Problem description:
Write the records below out in full, character for character, with no pictures.

Entries shown:
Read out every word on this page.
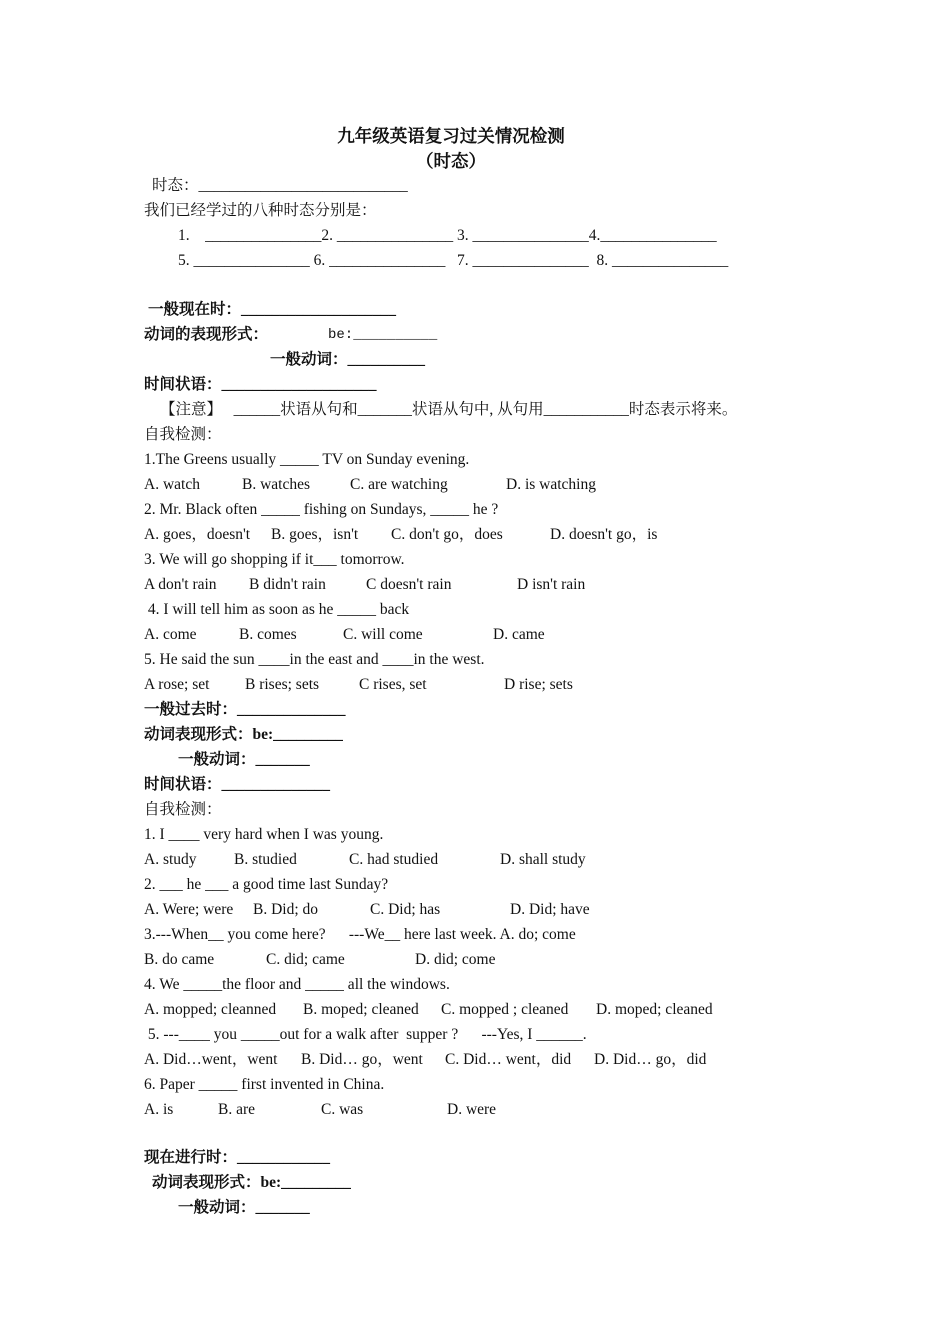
九年级英语复习过关情况检测
（时态）
时态：___________________________
我们已经学过的八种时态分别是：
1.    _______________2. _______________ 3. _______________4._______________
5. _______________ 6. _______________   7. _______________  8. _______________
一般现在时：____________________
动词的表现形式：	be:__________
一般动词：__________
时间状语：____________________
【注意】   ______状语从句和_______状语从句中, 从句用___________时态表示将来。
自我检测：
1.The Greens usually _____ TV on Sunday evening.
A. watch	B. watches	C. are watching	D. is watching
2. Mr. Black often _____ fishing on Sundays, _____ he ?
A. goes，doesn't B. goes，isn't C. don't go，does	D. doesn't go，is
3. We will go shopping if it___ tomorrow.
A don't rain B didn't rain	C doesn't rain	D isn't rain
4. I will tell him as soon as he _____ back
A. come	B. comes	C. will come	D. came
5. He said the sun ____in the east and ____in the west.
A rose; set B rises; sets	C rises, set	D rise; sets
一般过去时：______________
动词表现形式：be:_________
一般动词：_______
时间状语：______________
自我检测：
1. I ____ very hard when I was young.
A. study B. studied	C. had studied	D. shall study
2. ___ he ___ a good time last Sunday?
A. Were; were B. Did; do	C. Did; has	D. Did; have
3.---When__ you come here?      ---We__ here last week. A. do; come
B. do came	C. did; came	D. did; come
4. We _____the floor and _____ all the windows.
A. mopped; cleanned B. moped; cleaned C. mopped ; cleaned D. moped; cleaned
5. ---____ you _____out for a walk after  supper ?      ---Yes, I ______.
A. Did…went，went B. Did… go，went C. Did… went，did D. Did… go，did
6. Paper _____ first invented in China.
A. is	B. are	C. was	D. were
现在进行时：____________
动词表现形式：be:_________
一般动词：_______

Solved exercise:
Read out every word on this page.
九年级英语复习过关情况检测
（时态）
时态：___________________________
我们已经学过的八种时态分别是：
1.    _______________2. _______________ 3. _______________4._______________
5. _______________ 6. _______________   7. _______________  8. _______________
一般现在时：____________________
动词的表现形式：	be:__________
一般动词：__________
时间状语：____________________
【注意】   ______状语从句和_______状语从句中, 从句用___________时态表示将来。
自我检测：
1.The Greens usually _____ TV on Sunday evening.
A. watch	B. watches	C. are watching	D. is watching
2. Mr. Black often _____ fishing on Sundays, _____ he ?
A. goes，doesn't B. goes，isn't C. don't go，does	D. doesn't go，is
3. We will go shopping if it___ tomorrow.
A don't rain B didn't rain	C doesn't rain	D isn't rain
4. I will tell him as soon as he _____ back
A. come	B. comes	C. will come	D. came
5. He said the sun ____in the east and ____in the west.
A rose; set B rises; sets	C rises, set	D rise; sets
一般过去时：______________
动词表现形式：be:_________
一般动词：_______
时间状语：______________
自我检测：
1. I ____ very hard when I was young.
A. study B. studied	C. had studied	D. shall study
2. ___ he ___ a good time last Sunday?
A. Were; were B. Did; do	C. Did; has	D. Did; have
3.---When__ you come here?      ---We__ here last week. A. do; come
B. do came	C. did; came	D. did; come
4. We _____the floor and _____ all the windows.
A. mopped; cleanned B. moped; cleaned C. mopped ; cleaned D. moped; cleaned
5. ---____ you _____out for a walk after  supper ?      ---Yes, I ______.
A. Did…went，went B. Did… go，went C. Did… went，did D. Did… go，did
6. Paper _____ first invented in China.
A. is	B. are	C. was	D. were
现在进行时：____________
动词表现形式：be:_________
一般动词：_______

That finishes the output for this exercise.